▶ [Stated goal]:
Select all lines holding the word "number" from the entries that follow.
= = = =
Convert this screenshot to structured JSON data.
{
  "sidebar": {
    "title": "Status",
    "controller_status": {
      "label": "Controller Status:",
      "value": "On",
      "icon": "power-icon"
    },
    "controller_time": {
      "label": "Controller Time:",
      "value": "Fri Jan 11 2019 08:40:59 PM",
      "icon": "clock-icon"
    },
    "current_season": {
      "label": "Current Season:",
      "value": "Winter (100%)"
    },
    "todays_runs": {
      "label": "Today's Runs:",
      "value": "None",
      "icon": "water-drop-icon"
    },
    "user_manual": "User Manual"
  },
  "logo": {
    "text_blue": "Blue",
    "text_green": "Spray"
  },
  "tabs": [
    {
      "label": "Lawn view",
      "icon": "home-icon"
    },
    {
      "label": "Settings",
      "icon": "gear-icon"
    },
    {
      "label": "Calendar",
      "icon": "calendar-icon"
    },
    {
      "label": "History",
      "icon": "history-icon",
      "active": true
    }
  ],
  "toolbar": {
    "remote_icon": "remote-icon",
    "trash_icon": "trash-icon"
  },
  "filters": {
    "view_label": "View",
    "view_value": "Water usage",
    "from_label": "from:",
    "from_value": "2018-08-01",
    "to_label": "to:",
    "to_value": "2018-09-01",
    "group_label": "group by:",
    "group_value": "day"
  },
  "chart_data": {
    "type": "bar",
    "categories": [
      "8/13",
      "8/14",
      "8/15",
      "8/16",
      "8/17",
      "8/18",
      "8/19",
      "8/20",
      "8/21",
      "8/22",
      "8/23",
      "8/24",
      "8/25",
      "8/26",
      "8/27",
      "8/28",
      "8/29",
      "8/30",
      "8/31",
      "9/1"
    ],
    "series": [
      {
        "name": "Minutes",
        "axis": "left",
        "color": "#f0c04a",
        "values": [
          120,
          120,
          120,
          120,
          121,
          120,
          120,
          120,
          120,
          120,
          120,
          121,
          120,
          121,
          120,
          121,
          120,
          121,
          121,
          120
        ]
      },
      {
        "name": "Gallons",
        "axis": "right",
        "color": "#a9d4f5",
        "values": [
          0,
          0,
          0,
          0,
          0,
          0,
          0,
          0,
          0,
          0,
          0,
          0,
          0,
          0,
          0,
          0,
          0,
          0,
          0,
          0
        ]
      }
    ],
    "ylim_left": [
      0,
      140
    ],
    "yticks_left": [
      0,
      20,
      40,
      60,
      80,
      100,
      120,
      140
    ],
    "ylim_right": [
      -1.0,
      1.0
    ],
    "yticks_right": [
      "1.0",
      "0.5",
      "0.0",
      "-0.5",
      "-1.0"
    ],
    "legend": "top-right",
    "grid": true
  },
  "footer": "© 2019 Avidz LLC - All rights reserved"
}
= = = =
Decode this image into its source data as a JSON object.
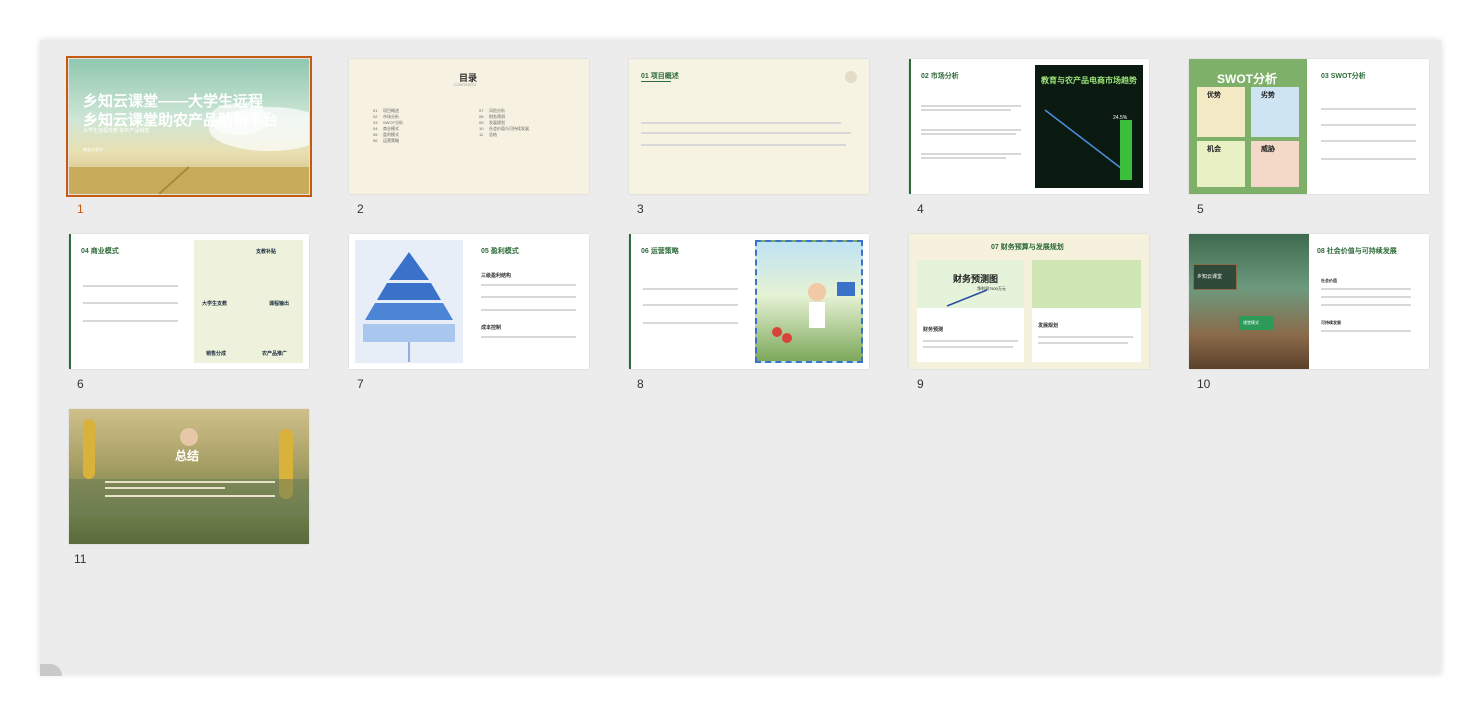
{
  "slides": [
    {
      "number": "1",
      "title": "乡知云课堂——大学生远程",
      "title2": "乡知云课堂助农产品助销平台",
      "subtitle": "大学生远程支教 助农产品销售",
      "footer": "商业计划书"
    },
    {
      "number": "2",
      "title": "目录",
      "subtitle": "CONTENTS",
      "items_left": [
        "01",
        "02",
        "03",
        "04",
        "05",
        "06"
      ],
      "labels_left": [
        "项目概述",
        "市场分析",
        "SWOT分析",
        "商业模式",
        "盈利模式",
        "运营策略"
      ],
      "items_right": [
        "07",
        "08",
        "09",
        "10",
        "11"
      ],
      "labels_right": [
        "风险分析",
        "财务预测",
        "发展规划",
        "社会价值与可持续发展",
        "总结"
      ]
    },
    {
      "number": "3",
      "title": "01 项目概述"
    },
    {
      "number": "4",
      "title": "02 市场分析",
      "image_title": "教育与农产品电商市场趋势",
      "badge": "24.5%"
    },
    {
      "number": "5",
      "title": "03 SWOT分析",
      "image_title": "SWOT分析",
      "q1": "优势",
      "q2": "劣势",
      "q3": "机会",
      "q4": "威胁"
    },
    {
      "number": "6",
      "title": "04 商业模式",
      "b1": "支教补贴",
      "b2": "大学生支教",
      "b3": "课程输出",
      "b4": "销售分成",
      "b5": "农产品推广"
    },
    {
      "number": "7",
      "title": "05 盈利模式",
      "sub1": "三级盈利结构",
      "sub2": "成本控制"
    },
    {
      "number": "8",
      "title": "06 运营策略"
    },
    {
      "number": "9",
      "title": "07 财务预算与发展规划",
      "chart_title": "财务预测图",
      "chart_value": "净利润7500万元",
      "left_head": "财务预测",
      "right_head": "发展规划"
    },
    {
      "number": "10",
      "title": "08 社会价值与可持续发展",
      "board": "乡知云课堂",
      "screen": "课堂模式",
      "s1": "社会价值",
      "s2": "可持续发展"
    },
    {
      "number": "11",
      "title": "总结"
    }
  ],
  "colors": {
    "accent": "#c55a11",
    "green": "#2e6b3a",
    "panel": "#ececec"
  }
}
= = = =
▶ [The completed task]:
      "number": "1",
      "number": "2",
      "number": "3",
      "number": "4",
      "number": "5",
      "number": "6",
      "number": "7",
      "number": "8",
      "number": "9",
      "number": "10",
      "number": "11",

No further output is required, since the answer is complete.